--- start Dataset content ---

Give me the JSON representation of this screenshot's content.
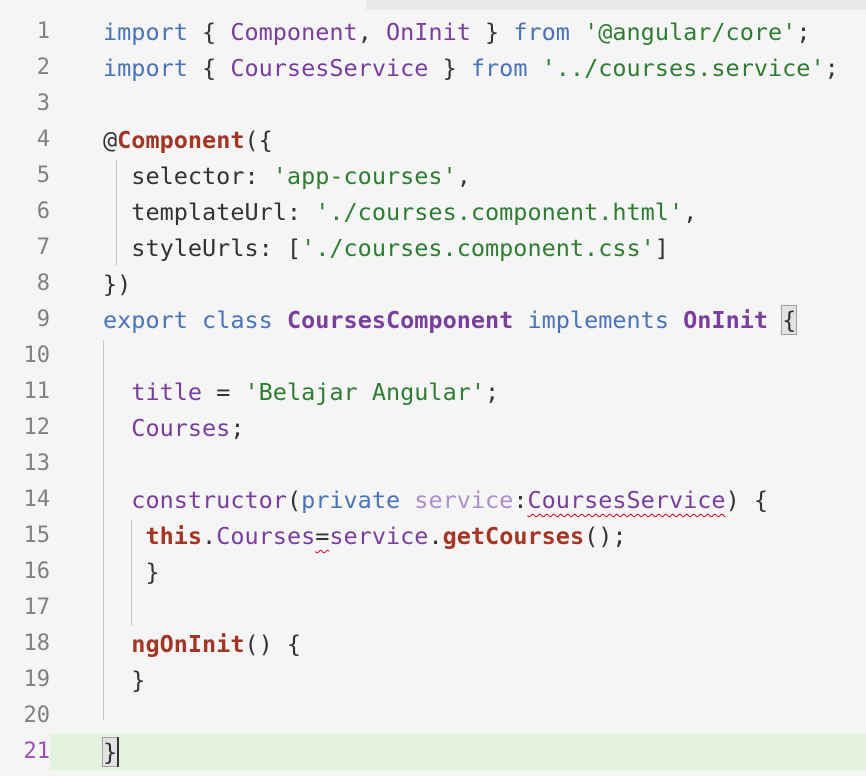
{
  "editor": {
    "current_line": "21",
    "lines": [
      {
        "no": "1",
        "tokens": [
          {
            "t": "import",
            "c": "kw"
          },
          {
            "t": " { ",
            "c": "pn"
          },
          {
            "t": "Component",
            "c": "ty"
          },
          {
            "t": ", ",
            "c": "pn"
          },
          {
            "t": "OnInit",
            "c": "ty"
          },
          {
            "t": " } ",
            "c": "pn"
          },
          {
            "t": "from",
            "c": "kw"
          },
          {
            "t": " ",
            "c": "pn"
          },
          {
            "t": "'@angular/core'",
            "c": "str"
          },
          {
            "t": ";",
            "c": "pn"
          }
        ]
      },
      {
        "no": "2",
        "tokens": [
          {
            "t": "import",
            "c": "kw"
          },
          {
            "t": " { ",
            "c": "pn"
          },
          {
            "t": "CoursesService",
            "c": "ty"
          },
          {
            "t": " } ",
            "c": "pn"
          },
          {
            "t": "from",
            "c": "kw"
          },
          {
            "t": " ",
            "c": "pn"
          },
          {
            "t": "'../courses.service'",
            "c": "str"
          },
          {
            "t": ";",
            "c": "pn"
          }
        ]
      },
      {
        "no": "3",
        "tokens": []
      },
      {
        "no": "4",
        "tokens": [
          {
            "t": "@",
            "c": "pn"
          },
          {
            "t": "Component",
            "c": "fn"
          },
          {
            "t": "({",
            "c": "pn"
          }
        ]
      },
      {
        "no": "5",
        "tokens": [
          {
            "t": "  selector: ",
            "c": "pn"
          },
          {
            "t": "'app-courses'",
            "c": "str"
          },
          {
            "t": ",",
            "c": "pn"
          }
        ]
      },
      {
        "no": "6",
        "tokens": [
          {
            "t": "  templateUrl: ",
            "c": "pn"
          },
          {
            "t": "'./courses.component.html'",
            "c": "str"
          },
          {
            "t": ",",
            "c": "pn"
          }
        ]
      },
      {
        "no": "7",
        "tokens": [
          {
            "t": "  styleUrls: [",
            "c": "pn"
          },
          {
            "t": "'./courses.component.css'",
            "c": "str"
          },
          {
            "t": "]",
            "c": "pn"
          }
        ]
      },
      {
        "no": "8",
        "tokens": [
          {
            "t": "})",
            "c": "pn"
          }
        ]
      },
      {
        "no": "9",
        "tokens": [
          {
            "t": "export",
            "c": "kw"
          },
          {
            "t": " ",
            "c": "pn"
          },
          {
            "t": "class",
            "c": "kw"
          },
          {
            "t": " ",
            "c": "pn"
          },
          {
            "t": "CoursesComponent",
            "c": "tyb"
          },
          {
            "t": " ",
            "c": "pn"
          },
          {
            "t": "implements",
            "c": "kw"
          },
          {
            "t": " ",
            "c": "pn"
          },
          {
            "t": "OnInit",
            "c": "tyb"
          },
          {
            "t": " ",
            "c": "pn"
          },
          {
            "t": "{",
            "c": "pn bracket-box"
          }
        ]
      },
      {
        "no": "10",
        "tokens": []
      },
      {
        "no": "11",
        "tokens": [
          {
            "t": "  ",
            "c": "pn"
          },
          {
            "t": "title",
            "c": "ty"
          },
          {
            "t": " = ",
            "c": "pn"
          },
          {
            "t": "'Belajar Angular'",
            "c": "str"
          },
          {
            "t": ";",
            "c": "pn"
          }
        ]
      },
      {
        "no": "12",
        "tokens": [
          {
            "t": "  ",
            "c": "pn"
          },
          {
            "t": "Courses",
            "c": "ty"
          },
          {
            "t": ";",
            "c": "pn"
          }
        ]
      },
      {
        "no": "13",
        "tokens": []
      },
      {
        "no": "14",
        "tokens": [
          {
            "t": "  ",
            "c": "pn"
          },
          {
            "t": "constructor",
            "c": "ty"
          },
          {
            "t": "(",
            "c": "pn"
          },
          {
            "t": "private",
            "c": "kw"
          },
          {
            "t": " ",
            "c": "pn"
          },
          {
            "t": "service",
            "c": "param"
          },
          {
            "t": ":",
            "c": "pn"
          },
          {
            "t": "CoursesService",
            "c": "ty squig"
          },
          {
            "t": ") {",
            "c": "pn"
          }
        ]
      },
      {
        "no": "15",
        "tokens": [
          {
            "t": "   ",
            "c": "pn"
          },
          {
            "t": "this",
            "c": "fn"
          },
          {
            "t": ".",
            "c": "pn"
          },
          {
            "t": "Courses",
            "c": "ty"
          },
          {
            "t": "=",
            "c": "pn squig"
          },
          {
            "t": "service",
            "c": "ty"
          },
          {
            "t": ".",
            "c": "pn"
          },
          {
            "t": "getCourses",
            "c": "fn"
          },
          {
            "t": "();",
            "c": "pn"
          }
        ]
      },
      {
        "no": "16",
        "tokens": [
          {
            "t": "   }",
            "c": "pn"
          }
        ]
      },
      {
        "no": "17",
        "tokens": []
      },
      {
        "no": "18",
        "tokens": [
          {
            "t": "  ",
            "c": "pn"
          },
          {
            "t": "ngOnInit",
            "c": "fn"
          },
          {
            "t": "() {",
            "c": "pn"
          }
        ]
      },
      {
        "no": "19",
        "tokens": [
          {
            "t": "  }",
            "c": "pn"
          }
        ]
      },
      {
        "no": "20",
        "tokens": []
      },
      {
        "no": "21",
        "tokens": [
          {
            "t": "}",
            "c": "pn bracket-box"
          }
        ]
      }
    ]
  },
  "colors": {
    "keyword": "#4a74b8",
    "type": "#7a3e9d",
    "string": "#2f7d32",
    "function": "#a33624",
    "param": "#b08fc8",
    "current_line_bg": "#e4f3dd",
    "error_squiggle": "#d0021b"
  }
}
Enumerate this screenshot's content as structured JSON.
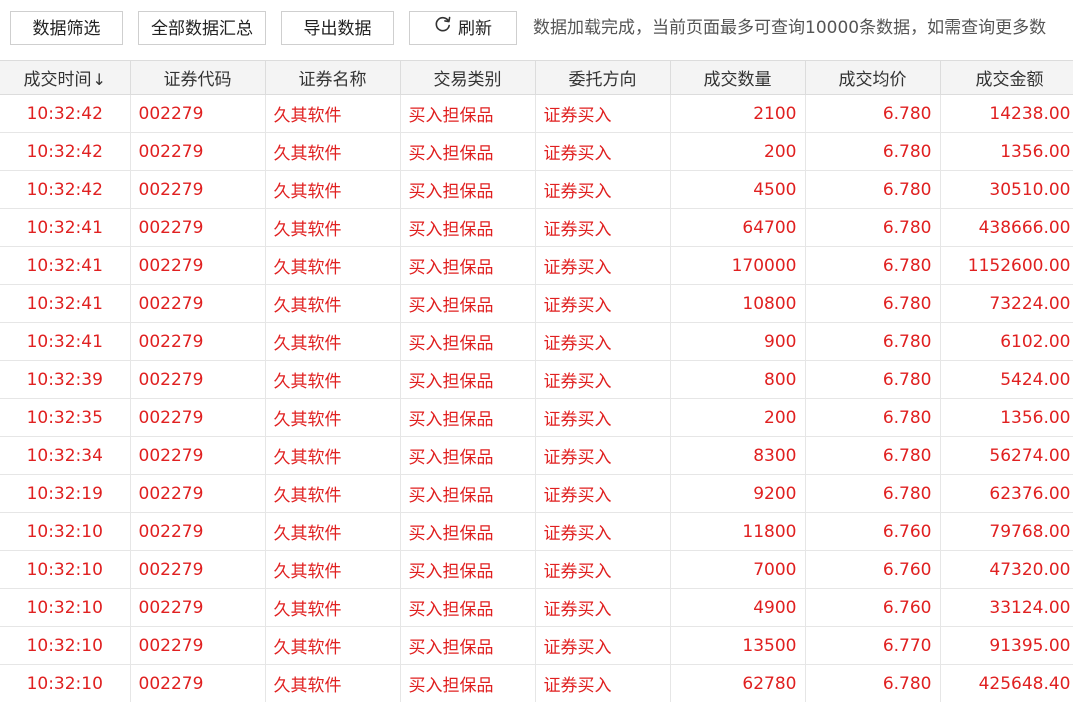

--- end Dataset content ---

[Exercise]:
Make an exact copy of the whole listing, but don't bring over any pictures.

[Answer in full]:
Give me the JSON representation of this screenshot's content.
{
  "editor": {
    "current_line": "21",
    "lines": [
      {
        "no": "1",
        "tokens": [
          {
            "t": "import",
            "c": "kw"
          },
          {
            "t": " { ",
            "c": "pn"
          },
          {
            "t": "Component",
            "c": "ty"
          },
          {
            "t": ", ",
            "c": "pn"
          },
          {
            "t": "OnInit",
            "c": "ty"
          },
          {
            "t": " } ",
            "c": "pn"
          },
          {
            "t": "from",
            "c": "kw"
          },
          {
            "t": " ",
            "c": "pn"
          },
          {
            "t": "'@angular/core'",
            "c": "str"
          },
          {
            "t": ";",
            "c": "pn"
          }
        ]
      },
      {
        "no": "2",
        "tokens": [
          {
            "t": "import",
            "c": "kw"
          },
          {
            "t": " { ",
            "c": "pn"
          },
          {
            "t": "CoursesService",
            "c": "ty"
          },
          {
            "t": " } ",
            "c": "pn"
          },
          {
            "t": "from",
            "c": "kw"
          },
          {
            "t": " ",
            "c": "pn"
          },
          {
            "t": "'../courses.service'",
            "c": "str"
          },
          {
            "t": ";",
            "c": "pn"
          }
        ]
      },
      {
        "no": "3",
        "tokens": []
      },
      {
        "no": "4",
        "tokens": [
          {
            "t": "@",
            "c": "pn"
          },
          {
            "t": "Component",
            "c": "fn"
          },
          {
            "t": "({",
            "c": "pn"
          }
        ]
      },
      {
        "no": "5",
        "tokens": [
          {
            "t": "  selector: ",
            "c": "pn"
          },
          {
            "t": "'app-courses'",
            "c": "str"
          },
          {
            "t": ",",
            "c": "pn"
          }
        ]
      },
      {
        "no": "6",
        "tokens": [
          {
            "t": "  templateUrl: ",
            "c": "pn"
          },
          {
            "t": "'./courses.component.html'",
            "c": "str"
          },
          {
            "t": ",",
            "c": "pn"
          }
        ]
      },
      {
        "no": "7",
        "tokens": [
          {
            "t": "  styleUrls: [",
            "c": "pn"
          },
          {
            "t": "'./courses.component.css'",
            "c": "str"
          },
          {
            "t": "]",
            "c": "pn"
          }
        ]
      },
      {
        "no": "8",
        "tokens": [
          {
            "t": "})",
            "c": "pn"
          }
        ]
      },
      {
        "no": "9",
        "tokens": [
          {
            "t": "export",
            "c": "kw"
          },
          {
            "t": " ",
            "c": "pn"
          },
          {
            "t": "class",
            "c": "kw"
          },
          {
            "t": " ",
            "c": "pn"
          },
          {
            "t": "CoursesComponent",
            "c": "tyb"
          },
          {
            "t": " ",
            "c": "pn"
          },
          {
            "t": "implements",
            "c": "kw"
          },
          {
            "t": " ",
            "c": "pn"
          },
          {
            "t": "OnInit",
            "c": "tyb"
          },
          {
            "t": " ",
            "c": "pn"
          },
          {
            "t": "{",
            "c": "pn bracket-box"
          }
        ]
      },
      {
        "no": "10",
        "tokens": []
      },
      {
        "no": "11",
        "tokens": [
          {
            "t": "  ",
            "c": "pn"
          },
          {
            "t": "title",
            "c": "ty"
          },
          {
            "t": " = ",
            "c": "pn"
          },
          {
            "t": "'Belajar Angular'",
            "c": "str"
          },
          {
            "t": ";",
            "c": "pn"
          }
        ]
      },
      {
        "no": "12",
        "tokens": [
          {
            "t": "  ",
            "c": "pn"
          },
          {
            "t": "Courses",
            "c": "ty"
          },
          {
            "t": ";",
            "c": "pn"
          }
        ]
      },
      {
        "no": "13",
        "tokens": []
      },
      {
        "no": "14",
        "tokens": [
          {
            "t": "  ",
            "c": "pn"
          },
          {
            "t": "constructor",
            "c": "ty"
          },
          {
            "t": "(",
            "c": "pn"
          },
          {
            "t": "private",
            "c": "kw"
          },
          {
            "t": " ",
            "c": "pn"
          },
          {
            "t": "service",
            "c": "param"
          },
          {
            "t": ":",
            "c": "pn"
          },
          {
            "t": "CoursesService",
            "c": "ty squig"
          },
          {
            "t": ") {",
            "c": "pn"
          }
        ]
      },
      {
        "no": "15",
        "tokens": [
          {
            "t": "   ",
            "c": "pn"
          },
          {
            "t": "this",
            "c": "fn"
          },
          {
            "t": ".",
            "c": "pn"
          },
          {
            "t": "Courses",
            "c": "ty"
          },
          {
            "t": "=",
            "c": "pn squig"
          },
          {
            "t": "service",
            "c": "ty"
          },
          {
            "t": ".",
            "c": "pn"
          },
          {
            "t": "getCourses",
            "c": "fn"
          },
          {
            "t": "();",
            "c": "pn"
          }
        ]
      },
      {
        "no": "16",
        "tokens": [
          {
            "t": "   }",
            "c": "pn"
          }
        ]
      },
      {
        "no": "17",
        "tokens": []
      },
      {
        "no": "18",
        "tokens": [
          {
            "t": "  ",
            "c": "pn"
          },
          {
            "t": "ngOnInit",
            "c": "fn"
          },
          {
            "t": "() {",
            "c": "pn"
          }
        ]
      },
      {
        "no": "19",
        "tokens": [
          {
            "t": "  }",
            "c": "pn"
          }
        ]
      },
      {
        "no": "20",
        "tokens": []
      },
      {
        "no": "21",
        "tokens": [
          {
            "t": "}",
            "c": "pn bracket-box"
          }
        ]
      }
    ]
  },
  "colors": {
    "keyword": "#4a74b8",
    "type": "#7a3e9d",
    "string": "#2f7d32",
    "function": "#a33624",
    "param": "#b08fc8",
    "current_line_bg": "#e4f3dd",
    "error_squiggle": "#d0021b"
  }
}
Enumerate this screenshot's content as structured JSON.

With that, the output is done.